— Begin AVAILABLE RECORDS —

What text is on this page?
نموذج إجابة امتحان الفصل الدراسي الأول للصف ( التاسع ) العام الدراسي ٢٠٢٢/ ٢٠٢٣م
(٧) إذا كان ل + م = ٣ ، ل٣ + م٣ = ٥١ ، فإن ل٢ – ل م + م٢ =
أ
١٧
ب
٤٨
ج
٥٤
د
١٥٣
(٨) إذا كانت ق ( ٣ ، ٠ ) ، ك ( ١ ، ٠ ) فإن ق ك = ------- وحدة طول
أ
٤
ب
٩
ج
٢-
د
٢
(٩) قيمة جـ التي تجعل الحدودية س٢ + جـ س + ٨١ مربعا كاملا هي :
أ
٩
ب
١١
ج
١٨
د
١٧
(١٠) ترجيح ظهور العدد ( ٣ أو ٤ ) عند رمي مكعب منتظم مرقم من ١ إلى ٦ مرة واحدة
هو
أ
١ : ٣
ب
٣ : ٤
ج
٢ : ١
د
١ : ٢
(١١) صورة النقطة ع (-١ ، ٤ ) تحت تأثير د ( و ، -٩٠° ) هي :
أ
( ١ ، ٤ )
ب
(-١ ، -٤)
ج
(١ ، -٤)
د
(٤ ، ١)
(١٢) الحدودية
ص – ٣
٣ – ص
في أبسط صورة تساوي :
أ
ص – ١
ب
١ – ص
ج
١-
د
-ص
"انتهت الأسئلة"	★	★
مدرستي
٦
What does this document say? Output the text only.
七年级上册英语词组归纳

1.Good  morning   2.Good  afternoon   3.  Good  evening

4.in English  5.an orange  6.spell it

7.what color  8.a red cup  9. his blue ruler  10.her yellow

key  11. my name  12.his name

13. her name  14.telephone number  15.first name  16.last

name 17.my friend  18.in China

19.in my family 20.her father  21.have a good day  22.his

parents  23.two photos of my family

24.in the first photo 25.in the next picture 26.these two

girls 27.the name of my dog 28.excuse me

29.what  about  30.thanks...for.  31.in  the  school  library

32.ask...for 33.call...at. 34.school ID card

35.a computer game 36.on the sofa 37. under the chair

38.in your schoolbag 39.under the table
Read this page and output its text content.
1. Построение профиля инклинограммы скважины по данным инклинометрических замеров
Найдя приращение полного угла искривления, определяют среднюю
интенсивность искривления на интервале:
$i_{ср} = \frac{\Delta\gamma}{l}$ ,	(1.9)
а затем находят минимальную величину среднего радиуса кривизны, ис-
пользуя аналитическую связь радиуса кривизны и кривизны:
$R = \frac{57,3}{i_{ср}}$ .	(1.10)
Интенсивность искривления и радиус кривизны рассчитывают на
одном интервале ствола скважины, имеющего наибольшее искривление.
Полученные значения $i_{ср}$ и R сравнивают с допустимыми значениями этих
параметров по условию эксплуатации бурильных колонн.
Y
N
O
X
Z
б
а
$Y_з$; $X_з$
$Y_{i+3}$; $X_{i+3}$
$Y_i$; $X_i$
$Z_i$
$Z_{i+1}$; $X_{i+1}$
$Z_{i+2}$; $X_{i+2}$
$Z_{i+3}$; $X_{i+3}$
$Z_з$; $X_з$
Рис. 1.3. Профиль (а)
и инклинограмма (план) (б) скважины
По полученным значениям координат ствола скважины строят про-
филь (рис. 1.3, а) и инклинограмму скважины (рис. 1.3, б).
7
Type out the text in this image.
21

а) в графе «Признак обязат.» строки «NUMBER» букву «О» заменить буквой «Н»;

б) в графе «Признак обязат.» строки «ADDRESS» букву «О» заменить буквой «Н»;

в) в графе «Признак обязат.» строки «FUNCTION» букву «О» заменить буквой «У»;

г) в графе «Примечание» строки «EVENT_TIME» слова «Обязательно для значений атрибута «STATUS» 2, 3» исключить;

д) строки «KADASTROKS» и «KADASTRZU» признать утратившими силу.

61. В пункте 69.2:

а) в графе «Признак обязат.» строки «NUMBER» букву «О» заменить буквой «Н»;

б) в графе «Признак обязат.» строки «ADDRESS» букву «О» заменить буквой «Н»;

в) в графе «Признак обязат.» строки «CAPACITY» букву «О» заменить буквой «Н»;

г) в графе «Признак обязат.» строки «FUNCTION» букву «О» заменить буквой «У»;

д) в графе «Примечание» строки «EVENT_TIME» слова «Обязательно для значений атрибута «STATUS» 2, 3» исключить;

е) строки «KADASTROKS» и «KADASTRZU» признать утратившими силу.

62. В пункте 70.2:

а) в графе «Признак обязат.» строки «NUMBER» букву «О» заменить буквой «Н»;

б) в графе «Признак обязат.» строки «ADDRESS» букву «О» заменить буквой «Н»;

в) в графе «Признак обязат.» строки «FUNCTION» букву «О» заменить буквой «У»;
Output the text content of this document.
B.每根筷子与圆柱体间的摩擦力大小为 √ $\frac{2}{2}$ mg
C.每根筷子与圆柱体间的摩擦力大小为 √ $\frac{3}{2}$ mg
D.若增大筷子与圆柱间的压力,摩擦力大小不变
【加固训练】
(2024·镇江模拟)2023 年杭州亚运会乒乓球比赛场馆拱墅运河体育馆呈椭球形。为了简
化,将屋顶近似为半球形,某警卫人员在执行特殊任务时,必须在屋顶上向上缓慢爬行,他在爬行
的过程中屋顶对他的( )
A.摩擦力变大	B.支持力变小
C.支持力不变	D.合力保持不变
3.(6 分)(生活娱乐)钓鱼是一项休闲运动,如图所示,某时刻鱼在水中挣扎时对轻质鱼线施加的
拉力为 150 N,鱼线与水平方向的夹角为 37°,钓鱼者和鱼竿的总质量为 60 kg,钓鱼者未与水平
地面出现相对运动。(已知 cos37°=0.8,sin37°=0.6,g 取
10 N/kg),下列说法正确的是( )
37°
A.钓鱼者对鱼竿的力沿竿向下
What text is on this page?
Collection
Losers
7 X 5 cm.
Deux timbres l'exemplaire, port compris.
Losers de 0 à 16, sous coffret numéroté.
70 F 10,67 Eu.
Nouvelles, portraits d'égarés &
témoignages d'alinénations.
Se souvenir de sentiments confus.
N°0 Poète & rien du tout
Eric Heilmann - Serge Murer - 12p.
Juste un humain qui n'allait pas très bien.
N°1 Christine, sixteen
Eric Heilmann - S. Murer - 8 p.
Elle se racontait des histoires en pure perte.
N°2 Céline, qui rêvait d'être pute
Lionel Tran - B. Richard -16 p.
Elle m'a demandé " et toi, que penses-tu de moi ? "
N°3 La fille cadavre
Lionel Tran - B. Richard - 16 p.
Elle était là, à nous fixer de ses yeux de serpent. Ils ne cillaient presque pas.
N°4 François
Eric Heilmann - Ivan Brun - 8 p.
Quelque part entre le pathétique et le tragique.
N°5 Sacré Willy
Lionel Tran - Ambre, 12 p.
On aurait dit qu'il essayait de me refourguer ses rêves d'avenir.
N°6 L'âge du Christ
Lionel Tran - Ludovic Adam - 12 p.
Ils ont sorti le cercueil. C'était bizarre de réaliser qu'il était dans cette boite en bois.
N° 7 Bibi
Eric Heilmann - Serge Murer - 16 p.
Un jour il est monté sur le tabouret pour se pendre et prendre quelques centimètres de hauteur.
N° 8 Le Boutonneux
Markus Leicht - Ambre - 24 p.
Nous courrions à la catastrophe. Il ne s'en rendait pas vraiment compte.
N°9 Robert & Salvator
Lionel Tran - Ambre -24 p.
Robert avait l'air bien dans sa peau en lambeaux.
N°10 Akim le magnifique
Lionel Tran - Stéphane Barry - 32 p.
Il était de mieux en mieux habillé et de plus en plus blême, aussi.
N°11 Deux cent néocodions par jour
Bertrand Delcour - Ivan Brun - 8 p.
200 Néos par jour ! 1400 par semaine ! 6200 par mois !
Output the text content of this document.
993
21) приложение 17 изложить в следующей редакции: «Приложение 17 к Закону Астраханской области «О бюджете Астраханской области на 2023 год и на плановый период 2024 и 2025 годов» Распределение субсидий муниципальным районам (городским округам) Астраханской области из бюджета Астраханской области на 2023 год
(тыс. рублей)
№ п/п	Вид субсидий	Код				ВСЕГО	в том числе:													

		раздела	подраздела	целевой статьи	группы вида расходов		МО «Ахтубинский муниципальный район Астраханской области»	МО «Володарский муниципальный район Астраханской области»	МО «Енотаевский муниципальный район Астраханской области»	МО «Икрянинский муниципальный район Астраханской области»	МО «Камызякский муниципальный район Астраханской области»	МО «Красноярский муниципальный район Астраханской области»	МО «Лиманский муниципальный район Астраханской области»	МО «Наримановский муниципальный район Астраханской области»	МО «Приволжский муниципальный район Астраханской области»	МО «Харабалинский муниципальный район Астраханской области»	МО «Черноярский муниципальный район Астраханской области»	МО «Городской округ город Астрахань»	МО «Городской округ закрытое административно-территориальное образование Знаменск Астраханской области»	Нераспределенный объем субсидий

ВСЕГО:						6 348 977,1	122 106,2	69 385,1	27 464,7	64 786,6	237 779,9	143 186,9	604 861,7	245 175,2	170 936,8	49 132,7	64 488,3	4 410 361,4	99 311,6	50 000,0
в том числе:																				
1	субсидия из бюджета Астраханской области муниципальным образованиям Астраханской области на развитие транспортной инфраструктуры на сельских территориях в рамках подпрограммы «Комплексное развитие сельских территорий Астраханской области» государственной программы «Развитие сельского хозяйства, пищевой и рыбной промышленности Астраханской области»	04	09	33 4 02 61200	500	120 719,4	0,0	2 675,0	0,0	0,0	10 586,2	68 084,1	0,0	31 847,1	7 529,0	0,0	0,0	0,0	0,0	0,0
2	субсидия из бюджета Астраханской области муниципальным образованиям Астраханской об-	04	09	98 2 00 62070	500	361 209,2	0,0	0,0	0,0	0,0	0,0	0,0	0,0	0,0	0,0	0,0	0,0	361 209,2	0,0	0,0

— End AVAILABLE RECORDS —

[THE TASK]: Copy all lines of the listing above that contain the string "радиуса".

[SOLUTION TO THIS PROBLEM]:
а затем находят минимальную величину среднего радиуса кривизны, ис-
пользуя аналитическую связь радиуса кривизны и кривизны:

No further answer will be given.